▸ Task goal:
Where a line in the listing contains the string "name", copy that line out.

▸ Data supplied:
--- Start ---
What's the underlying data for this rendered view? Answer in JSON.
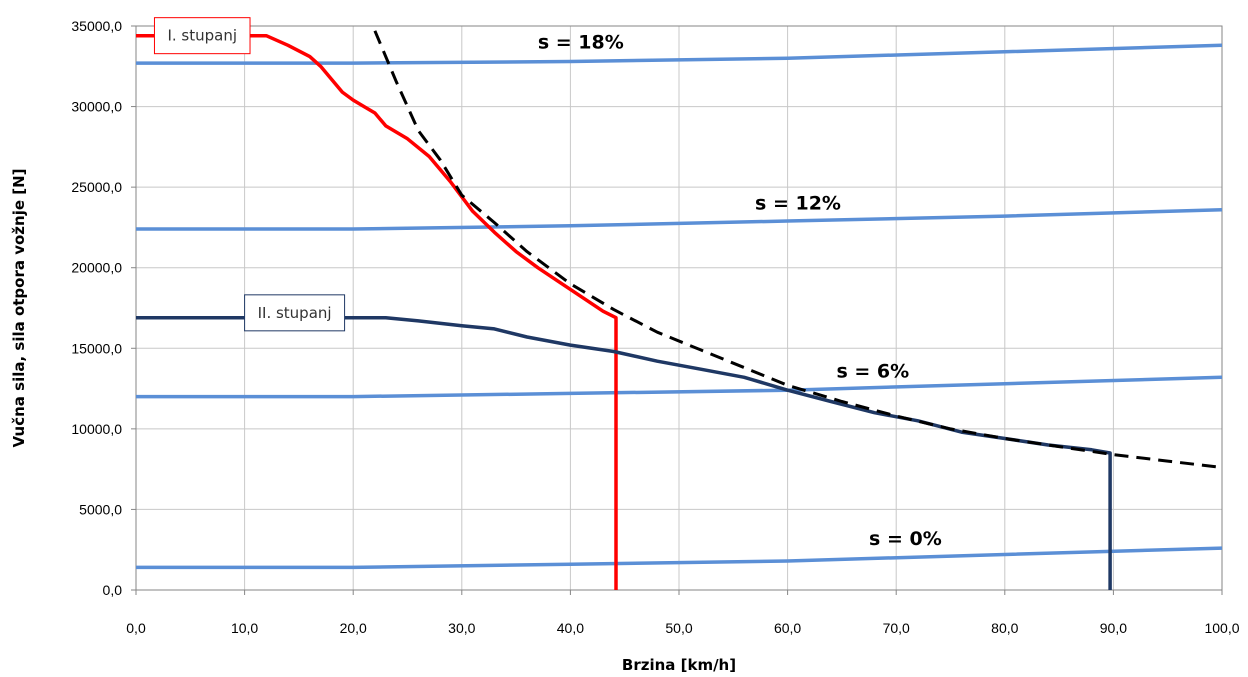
{
  "chart_data": {
    "type": "line",
    "xlabel": "Brzina [km/h]",
    "ylabel": "Vučna sila, sila otpora vožnje [N]",
    "xlim": [
      0,
      100
    ],
    "ylim": [
      0,
      35000
    ],
    "x_ticks": [
      "0,0",
      "10,0",
      "20,0",
      "30,0",
      "40,0",
      "50,0",
      "60,0",
      "70,0",
      "80,0",
      "90,0",
      "100,0"
    ],
    "y_ticks": [
      "0,0",
      "5000,0",
      "10000,0",
      "15000,0",
      "20000,0",
      "25000,0",
      "30000,0",
      "35000,0"
    ],
    "grid": true,
    "series": [
      {
        "name": "I. stupanj",
        "color": "#ff0000",
        "style": "solid",
        "points": [
          [
            0,
            34400
          ],
          [
            12,
            34400
          ],
          [
            14,
            33800
          ],
          [
            16,
            33100
          ],
          [
            17,
            32500
          ],
          [
            18,
            31700
          ],
          [
            19,
            30900
          ],
          [
            20,
            30400
          ],
          [
            21,
            30000
          ],
          [
            22,
            29600
          ],
          [
            23,
            28800
          ],
          [
            25,
            28000
          ],
          [
            27,
            26900
          ],
          [
            29,
            25300
          ],
          [
            31,
            23500
          ],
          [
            33,
            22200
          ],
          [
            35,
            21000
          ],
          [
            37,
            20000
          ],
          [
            39,
            19100
          ],
          [
            41,
            18200
          ],
          [
            43,
            17300
          ],
          [
            44.2,
            16900
          ],
          [
            44.2,
            0
          ]
        ]
      },
      {
        "name": "II. stupanj",
        "color": "#1f3864",
        "style": "solid",
        "points": [
          [
            0,
            16900
          ],
          [
            10,
            16900
          ],
          [
            20,
            16900
          ],
          [
            23,
            16900
          ],
          [
            26,
            16700
          ],
          [
            30,
            16400
          ],
          [
            33,
            16200
          ],
          [
            36,
            15700
          ],
          [
            40,
            15200
          ],
          [
            44,
            14800
          ],
          [
            48,
            14200
          ],
          [
            52,
            13700
          ],
          [
            56,
            13200
          ],
          [
            60,
            12400
          ],
          [
            64,
            11700
          ],
          [
            68,
            11000
          ],
          [
            72,
            10500
          ],
          [
            76,
            9800
          ],
          [
            80,
            9400
          ],
          [
            84,
            9000
          ],
          [
            88,
            8700
          ],
          [
            89.7,
            8500
          ],
          [
            89.7,
            0
          ]
        ]
      },
      {
        "name": "",
        "color": "#000000",
        "style": "dashed",
        "points": [
          [
            22,
            34700
          ],
          [
            24,
            31500
          ],
          [
            26,
            28500
          ],
          [
            28,
            26700
          ],
          [
            30,
            24500
          ],
          [
            33,
            22800
          ],
          [
            36,
            21000
          ],
          [
            40,
            19000
          ],
          [
            44,
            17400
          ],
          [
            48,
            16000
          ],
          [
            52,
            14900
          ],
          [
            56,
            13800
          ],
          [
            60,
            12700
          ],
          [
            65,
            11700
          ],
          [
            70,
            10800
          ],
          [
            75,
            10000
          ],
          [
            80,
            9400
          ],
          [
            85,
            8900
          ],
          [
            90,
            8400
          ],
          [
            95,
            8000
          ],
          [
            100,
            7600
          ]
        ]
      },
      {
        "name": "s = 18%",
        "color": "#5b8fd6",
        "style": "solid",
        "points": [
          [
            0,
            32700
          ],
          [
            20,
            32700
          ],
          [
            40,
            32800
          ],
          [
            60,
            33000
          ],
          [
            80,
            33400
          ],
          [
            100,
            33800
          ]
        ]
      },
      {
        "name": "s = 12%",
        "color": "#5b8fd6",
        "style": "solid",
        "points": [
          [
            0,
            22400
          ],
          [
            20,
            22400
          ],
          [
            40,
            22600
          ],
          [
            60,
            22900
          ],
          [
            80,
            23200
          ],
          [
            100,
            23600
          ]
        ]
      },
      {
        "name": "s = 6%",
        "color": "#5b8fd6",
        "style": "solid",
        "points": [
          [
            0,
            12000
          ],
          [
            20,
            12000
          ],
          [
            40,
            12200
          ],
          [
            60,
            12400
          ],
          [
            80,
            12800
          ],
          [
            100,
            13200
          ]
        ]
      },
      {
        "name": "s = 0%",
        "color": "#5b8fd6",
        "style": "solid",
        "points": [
          [
            0,
            1400
          ],
          [
            20,
            1400
          ],
          [
            40,
            1600
          ],
          [
            60,
            1800
          ],
          [
            80,
            2200
          ],
          [
            100,
            2600
          ]
        ]
      }
    ],
    "annotations": [
      {
        "text": "s = 18%",
        "x": 37,
        "y": 33600
      },
      {
        "text": "s = 12%",
        "x": 57,
        "y": 23600
      },
      {
        "text": "s = 6%",
        "x": 64.5,
        "y": 13200
      },
      {
        "text": "s = 0%",
        "x": 67.5,
        "y": 2800
      }
    ],
    "callouts": [
      {
        "text": "I. stupanj",
        "x": 1.7,
        "y": 34400,
        "border_color": "#ff0000"
      },
      {
        "text": "II. stupanj",
        "x": 10,
        "y": 17200,
        "border_color": "#1f3864"
      }
    ]
  }
}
--- End ---
▸ Response for this exercise:
        "name": "I. stupanj",
        "name": "II. stupanj",
        "name": "",
        "name": "s = 18%",
        "name": "s = 12%",
        "name": "s = 6%",
        "name": "s = 0%",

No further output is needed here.